## Given instruction
Please pull out every line that includes the string "icon".

## Supplied records
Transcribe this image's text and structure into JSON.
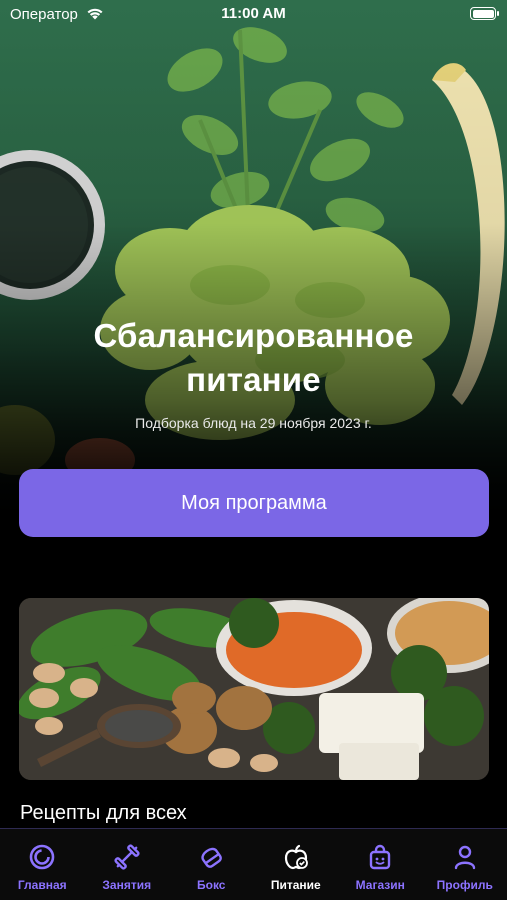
{
  "status_bar": {
    "carrier": "Оператор",
    "time": "11:00 AM"
  },
  "hero": {
    "title_line1": "Сбалансированное",
    "title_line2": "питание",
    "subtitle": "Подборка блюд на 29 ноября 2023 г.",
    "program_button": "Моя программа"
  },
  "section": {
    "title": "Рецепты для всех"
  },
  "tabs": [
    {
      "label": "Главная",
      "icon": "rings-icon",
      "active": false
    },
    {
      "label": "Занятия",
      "icon": "dumbbell-icon",
      "active": false
    },
    {
      "label": "Бокс",
      "icon": "boxing-glove-icon",
      "active": false
    },
    {
      "label": "Питание",
      "icon": "apple-icon",
      "active": true
    },
    {
      "label": "Магазин",
      "icon": "shopping-bag-icon",
      "active": false
    },
    {
      "label": "Профиль",
      "icon": "person-icon",
      "active": false
    }
  ],
  "colors": {
    "accent": "#7b67e6",
    "tab_inactive": "#8c73ff",
    "tab_active": "#ffffff"
  }
}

## Exercise solution
      "icon": "rings-icon",
      "icon": "dumbbell-icon",
      "icon": "boxing-glove-icon",
      "icon": "apple-icon",
      "icon": "shopping-bag-icon",
      "icon": "person-icon",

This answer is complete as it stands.